--- Start INFORMATION GIVEN ---

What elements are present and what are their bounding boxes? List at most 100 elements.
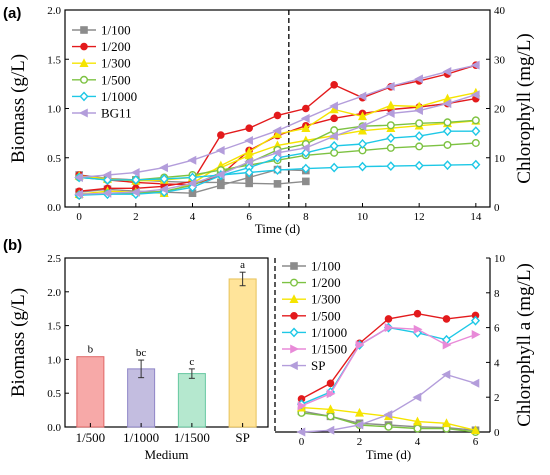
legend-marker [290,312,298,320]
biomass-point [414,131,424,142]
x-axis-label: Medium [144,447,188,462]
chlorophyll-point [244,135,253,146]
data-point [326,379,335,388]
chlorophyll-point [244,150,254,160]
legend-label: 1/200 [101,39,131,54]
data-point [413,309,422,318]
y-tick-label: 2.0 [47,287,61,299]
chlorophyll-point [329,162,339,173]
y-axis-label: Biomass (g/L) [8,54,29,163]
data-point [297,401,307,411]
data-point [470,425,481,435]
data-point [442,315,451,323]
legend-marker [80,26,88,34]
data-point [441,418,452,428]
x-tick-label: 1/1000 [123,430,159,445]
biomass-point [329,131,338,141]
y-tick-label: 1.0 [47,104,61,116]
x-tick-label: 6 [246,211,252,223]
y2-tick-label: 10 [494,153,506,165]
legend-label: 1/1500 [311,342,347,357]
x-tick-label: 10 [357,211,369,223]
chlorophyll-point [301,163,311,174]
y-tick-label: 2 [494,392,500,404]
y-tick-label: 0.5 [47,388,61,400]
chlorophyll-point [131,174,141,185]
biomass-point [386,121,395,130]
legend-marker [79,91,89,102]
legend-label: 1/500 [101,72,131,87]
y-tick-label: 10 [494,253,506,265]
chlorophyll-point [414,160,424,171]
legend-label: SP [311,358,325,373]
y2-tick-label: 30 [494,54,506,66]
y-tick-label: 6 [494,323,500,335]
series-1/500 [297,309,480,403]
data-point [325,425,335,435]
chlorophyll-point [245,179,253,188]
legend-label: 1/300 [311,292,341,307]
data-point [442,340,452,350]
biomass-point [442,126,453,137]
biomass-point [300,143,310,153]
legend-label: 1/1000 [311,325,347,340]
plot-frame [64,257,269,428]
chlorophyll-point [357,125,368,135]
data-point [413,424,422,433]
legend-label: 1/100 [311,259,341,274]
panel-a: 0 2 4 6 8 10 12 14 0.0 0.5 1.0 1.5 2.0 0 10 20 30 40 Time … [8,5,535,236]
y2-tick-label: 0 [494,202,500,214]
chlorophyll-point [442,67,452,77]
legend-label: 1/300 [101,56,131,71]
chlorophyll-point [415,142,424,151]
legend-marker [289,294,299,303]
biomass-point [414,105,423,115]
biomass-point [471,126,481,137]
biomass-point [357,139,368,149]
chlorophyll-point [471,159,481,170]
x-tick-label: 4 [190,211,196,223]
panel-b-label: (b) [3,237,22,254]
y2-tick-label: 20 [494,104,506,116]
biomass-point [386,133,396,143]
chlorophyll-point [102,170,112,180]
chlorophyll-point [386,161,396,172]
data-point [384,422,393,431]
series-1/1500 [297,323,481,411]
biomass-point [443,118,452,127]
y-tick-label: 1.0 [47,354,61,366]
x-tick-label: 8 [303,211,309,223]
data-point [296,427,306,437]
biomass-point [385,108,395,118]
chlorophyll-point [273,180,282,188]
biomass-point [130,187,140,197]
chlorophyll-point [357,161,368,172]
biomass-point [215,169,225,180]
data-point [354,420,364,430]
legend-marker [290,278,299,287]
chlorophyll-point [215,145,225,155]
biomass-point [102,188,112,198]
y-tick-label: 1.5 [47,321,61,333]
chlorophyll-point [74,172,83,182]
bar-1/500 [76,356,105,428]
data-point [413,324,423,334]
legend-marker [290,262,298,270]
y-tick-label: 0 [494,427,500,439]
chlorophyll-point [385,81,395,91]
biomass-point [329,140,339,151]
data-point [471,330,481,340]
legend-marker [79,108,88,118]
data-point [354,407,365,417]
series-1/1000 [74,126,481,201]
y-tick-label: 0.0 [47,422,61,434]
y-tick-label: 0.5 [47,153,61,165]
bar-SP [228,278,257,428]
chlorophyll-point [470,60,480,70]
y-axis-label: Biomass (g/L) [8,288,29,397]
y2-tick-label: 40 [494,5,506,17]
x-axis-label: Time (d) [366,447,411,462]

--- End INFORMATION GIVEN ---

- [TASK DIRECTIONS]
Reproduce every line of the material above verbatim, leaving the pictures out of your answer.

- [EXPECTED ANSWER]
What elements are present and what are their bounding boxes? List at most 100 elements.
legend-marker [290,312,298,320]
biomass-point [414,131,424,142]
x-axis-label: Medium [144,447,188,462]
chlorophyll-point [244,135,253,146]
data-point [326,379,335,388]
chlorophyll-point [244,150,254,160]
legend-label: 1/200 [101,39,131,54]
data-point [413,309,422,318]
y-tick-label: 2.0 [47,287,61,299]
chlorophyll-point [329,162,339,173]
y-axis-label: Biomass (g/L) [8,54,29,163]
data-point [297,401,307,411]
data-point [470,425,481,435]
data-point [442,315,451,323]
legend-marker [80,26,88,34]
data-point [441,418,452,428]
x-tick-label: 1/1000 [123,430,159,445]
biomass-point [329,131,338,141]
y-tick-label: 1.0 [47,104,61,116]
x-tick-label: 6 [246,211,252,223]
y2-tick-label: 10 [494,153,506,165]
legend-label: 1/1500 [311,342,347,357]
x-tick-label: 10 [357,211,369,223]
chlorophyll-point [301,163,311,174]
y-tick-label: 2 [494,392,500,404]
y-tick-label: 0.5 [47,388,61,400]
chlorophyll-point [131,174,141,185]
biomass-point [386,121,395,130]
legend-marker [79,91,89,102]
legend-label: 1/500 [101,72,131,87]
y-tick-label: 10 [494,253,506,265]
chlorophyll-point [414,160,424,171]
legend-label: SP [311,358,325,373]
y2-tick-label: 30 [494,54,506,66]
y-tick-label: 6 [494,323,500,335]
series-1/500 [297,309,480,403]
data-point [325,425,335,435]
chlorophyll-point [245,179,253,188]
legend-label: 1/300 [311,292,341,307]
data-point [442,340,452,350]
biomass-point [442,126,453,137]
biomass-point [300,143,310,153]
legend-label: 1/1000 [311,325,347,340]
plot-frame [64,257,269,428]
chlorophyll-point [357,125,368,135]
data-point [413,424,422,433]
legend-label: 1/100 [311,259,341,274]
panel-a: 0 2 4 6 8 10 12 14 0.0 0.5 1.0 1.5 2.0 0 10 20 30 40 Time … [8,5,535,236]
y2-tick-label: 0 [494,202,500,214]
chlorophyll-point [442,67,452,77]
legend-label: 1/300 [101,56,131,71]
chlorophyll-point [415,142,424,151]
legend-marker [289,294,299,303]
biomass-point [414,105,423,115]
biomass-point [471,126,481,137]
biomass-point [357,139,368,149]
chlorophyll-point [471,159,481,170]
x-tick-label: 4 [190,211,196,223]
panel-b-label: (b) [3,237,22,254]
y2-tick-label: 20 [494,104,506,116]
biomass-point [386,133,396,143]
chlorophyll-point [102,170,112,180]
chlorophyll-point [386,161,396,172]
data-point [384,422,393,431]
series-1/1500 [297,323,481,411]
biomass-point [443,118,452,127]
y-tick-label: 1.0 [47,354,61,366]
x-tick-label: 8 [303,211,309,223]
data-point [296,427,306,437]
biomass-point [385,108,395,118]
chlorophyll-point [273,180,282,188]
biomass-point [130,187,140,197]
chlorophyll-point [357,161,368,172]
biomass-point [215,169,225,180]
data-point [354,420,364,430]
legend-marker [290,278,299,287]
chlorophyll-point [215,145,225,155]
biomass-point [102,188,112,198]
y-tick-label: 1.5 [47,321,61,333]
chlorophyll-point [74,172,83,182]
bar-1/500 [76,356,105,428]
data-point [413,324,423,334]
legend-marker [290,262,298,270]
y-tick-label: 0 [494,427,500,439]
chlorophyll-point [385,81,395,91]
biomass-point [329,140,339,151]
data-point [471,330,481,340]
legend-marker [79,108,88,118]
data-point [354,407,365,417]
series-1/1000 [74,126,481,201]
y-tick-label: 0.0 [47,422,61,434]
y-tick-label: 0.5 [47,153,61,165]
bar-SP [228,278,257,428]
chlorophyll-point [470,60,480,70]
y-axis-label: Biomass (g/L) [8,288,29,397]
y2-tick-label: 40 [494,5,506,17]
x-axis-label: Time (d) [366,447,411,462]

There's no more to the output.